_WHAT YOU SHOULD DO_
Will you give every entry again exactly as it stands?

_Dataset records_
---------------
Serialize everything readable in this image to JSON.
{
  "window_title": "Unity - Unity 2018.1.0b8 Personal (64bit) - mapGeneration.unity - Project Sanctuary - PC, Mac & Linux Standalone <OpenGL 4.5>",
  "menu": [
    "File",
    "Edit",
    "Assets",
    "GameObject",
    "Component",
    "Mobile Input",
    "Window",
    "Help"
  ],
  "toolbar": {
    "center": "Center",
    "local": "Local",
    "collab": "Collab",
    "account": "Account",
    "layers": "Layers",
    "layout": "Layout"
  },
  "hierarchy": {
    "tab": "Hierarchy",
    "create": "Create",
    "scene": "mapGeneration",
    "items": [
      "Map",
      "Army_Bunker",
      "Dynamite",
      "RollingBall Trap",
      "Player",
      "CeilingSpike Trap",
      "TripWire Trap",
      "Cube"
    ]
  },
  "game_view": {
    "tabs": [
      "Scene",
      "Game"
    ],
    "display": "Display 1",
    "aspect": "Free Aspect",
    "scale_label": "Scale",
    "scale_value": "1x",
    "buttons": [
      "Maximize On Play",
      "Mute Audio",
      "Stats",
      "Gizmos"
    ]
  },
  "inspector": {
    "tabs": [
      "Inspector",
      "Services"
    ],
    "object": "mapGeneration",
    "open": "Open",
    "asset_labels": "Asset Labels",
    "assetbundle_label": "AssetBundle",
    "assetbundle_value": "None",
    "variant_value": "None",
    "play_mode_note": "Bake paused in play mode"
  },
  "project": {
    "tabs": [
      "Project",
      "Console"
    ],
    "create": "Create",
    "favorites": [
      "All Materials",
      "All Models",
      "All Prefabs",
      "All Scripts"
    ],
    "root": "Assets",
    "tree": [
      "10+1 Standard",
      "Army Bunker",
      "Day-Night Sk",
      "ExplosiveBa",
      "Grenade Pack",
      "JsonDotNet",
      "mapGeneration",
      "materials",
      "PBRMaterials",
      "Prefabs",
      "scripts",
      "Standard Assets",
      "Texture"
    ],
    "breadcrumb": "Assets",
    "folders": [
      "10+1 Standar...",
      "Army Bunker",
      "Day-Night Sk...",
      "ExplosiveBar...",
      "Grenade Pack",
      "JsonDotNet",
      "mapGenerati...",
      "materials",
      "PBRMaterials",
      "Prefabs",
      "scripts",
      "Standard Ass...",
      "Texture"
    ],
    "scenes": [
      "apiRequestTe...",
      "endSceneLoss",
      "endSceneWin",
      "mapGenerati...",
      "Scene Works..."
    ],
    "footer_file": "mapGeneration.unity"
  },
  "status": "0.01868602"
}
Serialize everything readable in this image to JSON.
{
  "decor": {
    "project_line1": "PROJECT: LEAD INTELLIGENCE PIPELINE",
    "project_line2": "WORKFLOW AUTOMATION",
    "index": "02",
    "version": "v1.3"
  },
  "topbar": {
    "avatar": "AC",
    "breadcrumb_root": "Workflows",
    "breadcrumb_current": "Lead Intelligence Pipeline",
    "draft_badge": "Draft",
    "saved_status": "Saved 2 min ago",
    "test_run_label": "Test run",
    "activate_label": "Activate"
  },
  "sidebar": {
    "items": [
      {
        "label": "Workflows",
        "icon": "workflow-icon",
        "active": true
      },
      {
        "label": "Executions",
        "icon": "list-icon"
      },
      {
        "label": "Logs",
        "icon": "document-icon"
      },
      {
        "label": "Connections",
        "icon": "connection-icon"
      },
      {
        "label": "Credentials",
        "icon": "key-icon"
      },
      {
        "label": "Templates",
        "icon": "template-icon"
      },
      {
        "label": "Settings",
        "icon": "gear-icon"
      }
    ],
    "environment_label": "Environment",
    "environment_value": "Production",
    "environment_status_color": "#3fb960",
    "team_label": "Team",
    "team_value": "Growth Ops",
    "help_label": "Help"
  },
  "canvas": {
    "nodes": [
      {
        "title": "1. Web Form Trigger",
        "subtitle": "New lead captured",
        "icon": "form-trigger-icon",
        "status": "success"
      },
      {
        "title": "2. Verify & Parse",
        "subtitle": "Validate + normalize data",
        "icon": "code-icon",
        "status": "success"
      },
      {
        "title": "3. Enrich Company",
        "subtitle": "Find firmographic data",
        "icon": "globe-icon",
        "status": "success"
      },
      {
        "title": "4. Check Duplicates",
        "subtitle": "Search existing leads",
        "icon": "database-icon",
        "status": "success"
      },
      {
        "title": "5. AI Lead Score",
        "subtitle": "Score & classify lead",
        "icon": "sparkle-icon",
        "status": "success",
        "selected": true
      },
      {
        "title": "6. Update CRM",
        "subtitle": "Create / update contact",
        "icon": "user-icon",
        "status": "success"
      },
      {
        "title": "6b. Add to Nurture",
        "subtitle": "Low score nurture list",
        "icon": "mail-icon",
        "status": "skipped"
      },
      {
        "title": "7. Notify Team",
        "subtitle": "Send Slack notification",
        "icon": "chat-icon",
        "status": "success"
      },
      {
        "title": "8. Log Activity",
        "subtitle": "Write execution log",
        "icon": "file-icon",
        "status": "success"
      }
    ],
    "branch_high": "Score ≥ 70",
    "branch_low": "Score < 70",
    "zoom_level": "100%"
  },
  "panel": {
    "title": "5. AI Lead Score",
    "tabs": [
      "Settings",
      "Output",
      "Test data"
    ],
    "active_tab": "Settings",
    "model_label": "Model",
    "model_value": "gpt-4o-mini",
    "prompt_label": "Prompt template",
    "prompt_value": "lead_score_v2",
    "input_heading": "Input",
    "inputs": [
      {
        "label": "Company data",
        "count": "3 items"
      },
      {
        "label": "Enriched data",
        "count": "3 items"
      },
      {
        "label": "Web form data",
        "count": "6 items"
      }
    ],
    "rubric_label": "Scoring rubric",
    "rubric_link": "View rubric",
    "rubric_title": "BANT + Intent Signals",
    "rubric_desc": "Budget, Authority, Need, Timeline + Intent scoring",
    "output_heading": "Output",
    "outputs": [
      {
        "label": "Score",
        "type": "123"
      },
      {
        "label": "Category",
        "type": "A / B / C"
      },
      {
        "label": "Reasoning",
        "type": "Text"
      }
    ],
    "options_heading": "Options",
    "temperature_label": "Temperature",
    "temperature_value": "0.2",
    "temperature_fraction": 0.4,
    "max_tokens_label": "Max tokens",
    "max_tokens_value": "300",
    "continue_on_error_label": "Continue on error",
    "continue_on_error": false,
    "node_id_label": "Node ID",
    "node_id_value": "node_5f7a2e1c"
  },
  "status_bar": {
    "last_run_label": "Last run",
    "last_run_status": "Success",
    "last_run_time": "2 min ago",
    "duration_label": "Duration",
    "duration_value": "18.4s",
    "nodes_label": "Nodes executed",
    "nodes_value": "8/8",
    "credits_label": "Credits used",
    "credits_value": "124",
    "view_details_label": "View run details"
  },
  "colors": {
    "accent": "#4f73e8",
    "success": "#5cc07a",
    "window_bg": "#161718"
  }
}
---------------
_EXERCISE RESPONSE_
Serialize everything readable in this image to JSON.
{
  "window_title": "Unity - Unity 2018.1.0b8 Personal (64bit) - mapGeneration.unity - Project Sanctuary - PC, Mac & Linux Standalone <OpenGL 4.5>",
  "menu": [
    "File",
    "Edit",
    "Assets",
    "GameObject",
    "Component",
    "Mobile Input",
    "Window",
    "Help"
  ],
  "toolbar": {
    "center": "Center",
    "local": "Local",
    "collab": "Collab",
    "account": "Account",
    "layers": "Layers",
    "layout": "Layout"
  },
  "hierarchy": {
    "tab": "Hierarchy",
    "create": "Create",
    "scene": "mapGeneration",
    "items": [
      "Map",
      "Army_Bunker",
      "Dynamite",
      "RollingBall Trap",
      "Player",
      "CeilingSpike Trap",
      "TripWire Trap",
      "Cube"
    ]
  },
  "game_view": {
    "tabs": [
      "Scene",
      "Game"
    ],
    "display": "Display 1",
    "aspect": "Free Aspect",
    "scale_label": "Scale",
    "scale_value": "1x",
    "buttons": [
      "Maximize On Play",
      "Mute Audio",
      "Stats",
      "Gizmos"
    ]
  },
  "inspector": {
    "tabs": [
      "Inspector",
      "Services"
    ],
    "object": "mapGeneration",
    "open": "Open",
    "asset_labels": "Asset Labels",
    "assetbundle_label": "AssetBundle",
    "assetbundle_value": "None",
    "variant_value": "None",
    "play_mode_note": "Bake paused in play mode"
  },
  "project": {
    "tabs": [
      "Project",
      "Console"
    ],
    "create": "Create",
    "favorites": [
      "All Materials",
      "All Models",
      "All Prefabs",
      "All Scripts"
    ],
    "root": "Assets",
    "tree": [
      "10+1 Standard",
      "Army Bunker",
      "Day-Night Sk",
      "ExplosiveBa",
      "Grenade Pack",
      "JsonDotNet",
      "mapGeneration",
      "materials",
      "PBRMaterials",
      "Prefabs",
      "scripts",
      "Standard Assets",
      "Texture"
    ],
    "breadcrumb": "Assets",
    "folders": [
      "10+1 Standar...",
      "Army Bunker",
      "Day-Night Sk...",
      "ExplosiveBar...",
      "Grenade Pack",
      "JsonDotNet",
      "mapGenerati...",
      "materials",
      "PBRMaterials",
      "Prefabs",
      "scripts",
      "Standard Ass...",
      "Texture"
    ],
    "scenes": [
      "apiRequestTe...",
      "endSceneLoss",
      "endSceneWin",
      "mapGenerati...",
      "Scene Works..."
    ],
    "footer_file": "mapGeneration.unity"
  },
  "status": "0.01868602"
}
Serialize everything readable in this image to JSON.
{
  "decor": {
    "project_line1": "PROJECT: LEAD INTELLIGENCE PIPELINE",
    "project_line2": "WORKFLOW AUTOMATION",
    "index": "02",
    "version": "v1.3"
  },
  "topbar": {
    "avatar": "AC",
    "breadcrumb_root": "Workflows",
    "breadcrumb_current": "Lead Intelligence Pipeline",
    "draft_badge": "Draft",
    "saved_status": "Saved 2 min ago",
    "test_run_label": "Test run",
    "activate_label": "Activate"
  },
  "sidebar": {
    "items": [
      {
        "label": "Workflows",
        "icon": "workflow-icon",
        "active": true
      },
      {
        "label": "Executions",
        "icon": "list-icon"
      },
      {
        "label": "Logs",
        "icon": "document-icon"
      },
      {
        "label": "Connections",
        "icon": "connection-icon"
      },
      {
        "label": "Credentials",
        "icon": "key-icon"
      },
      {
        "label": "Templates",
        "icon": "template-icon"
      },
      {
        "label": "Settings",
        "icon": "gear-icon"
      }
    ],
    "environment_label": "Environment",
    "environment_value": "Production",
    "environment_status_color": "#3fb960",
    "team_label": "Team",
    "team_value": "Growth Ops",
    "help_label": "Help"
  },
  "canvas": {
    "nodes": [
      {
        "title": "1. Web Form Trigger",
        "subtitle": "New lead captured",
        "icon": "form-trigger-icon",
        "status": "success"
      },
      {
        "title": "2. Verify & Parse",
        "subtitle": "Validate + normalize data",
        "icon": "code-icon",
        "status": "success"
      },
      {
        "title": "3. Enrich Company",
        "subtitle": "Find firmographic data",
        "icon": "globe-icon",
        "status": "success"
      },
      {
        "title": "4. Check Duplicates",
        "subtitle": "Search existing leads",
        "icon": "database-icon",
        "status": "success"
      },
      {
        "title": "5. AI Lead Score",
        "subtitle": "Score & classify lead",
        "icon": "sparkle-icon",
        "status": "success",
        "selected": true
      },
      {
        "title": "6. Update CRM",
        "subtitle": "Create / update contact",
        "icon": "user-icon",
        "status": "success"
      },
      {
        "title": "6b. Add to Nurture",
        "subtitle": "Low score nurture list",
        "icon": "mail-icon",
        "status": "skipped"
      },
      {
        "title": "7. Notify Team",
        "subtitle": "Send Slack notification",
        "icon": "chat-icon",
        "status": "success"
      },
      {
        "title": "8. Log Activity",
        "subtitle": "Write execution log",
        "icon": "file-icon",
        "status": "success"
      }
    ],
    "branch_high": "Score ≥ 70",
    "branch_low": "Score < 70",
    "zoom_level": "100%"
  },
  "panel": {
    "title": "5. AI Lead Score",
    "tabs": [
      "Settings",
      "Output",
      "Test data"
    ],
    "active_tab": "Settings",
    "model_label": "Model",
    "model_value": "gpt-4o-mini",
    "prompt_label": "Prompt template",
    "prompt_value": "lead_score_v2",
    "input_heading": "Input",
    "inputs": [
      {
        "label": "Company data",
        "count": "3 items"
      },
      {
        "label": "Enriched data",
        "count": "3 items"
      },
      {
        "label": "Web form data",
        "count": "6 items"
      }
    ],
    "rubric_label": "Scoring rubric",
    "rubric_link": "View rubric",
    "rubric_title": "BANT + Intent Signals",
    "rubric_desc": "Budget, Authority, Need, Timeline + Intent scoring",
    "output_heading": "Output",
    "outputs": [
      {
        "label": "Score",
        "type": "123"
      },
      {
        "label": "Category",
        "type": "A / B / C"
      },
      {
        "label": "Reasoning",
        "type": "Text"
      }
    ],
    "options_heading": "Options",
    "temperature_label": "Temperature",
    "temperature_value": "0.2",
    "temperature_fraction": 0.4,
    "max_tokens_label": "Max tokens",
    "max_tokens_value": "300",
    "continue_on_error_label": "Continue on error",
    "continue_on_error": false,
    "node_id_label": "Node ID",
    "node_id_value": "node_5f7a2e1c"
  },
  "status_bar": {
    "last_run_label": "Last run",
    "last_run_status": "Success",
    "last_run_time": "2 min ago",
    "duration_label": "Duration",
    "duration_value": "18.4s",
    "nodes_label": "Nodes executed",
    "nodes_value": "8/8",
    "credits_label": "Credits used",
    "credits_value": "124",
    "view_details_label": "View run details"
  },
  "colors": {
    "accent": "#4f73e8",
    "success": "#5cc07a",
    "window_bg": "#161718"
  }
}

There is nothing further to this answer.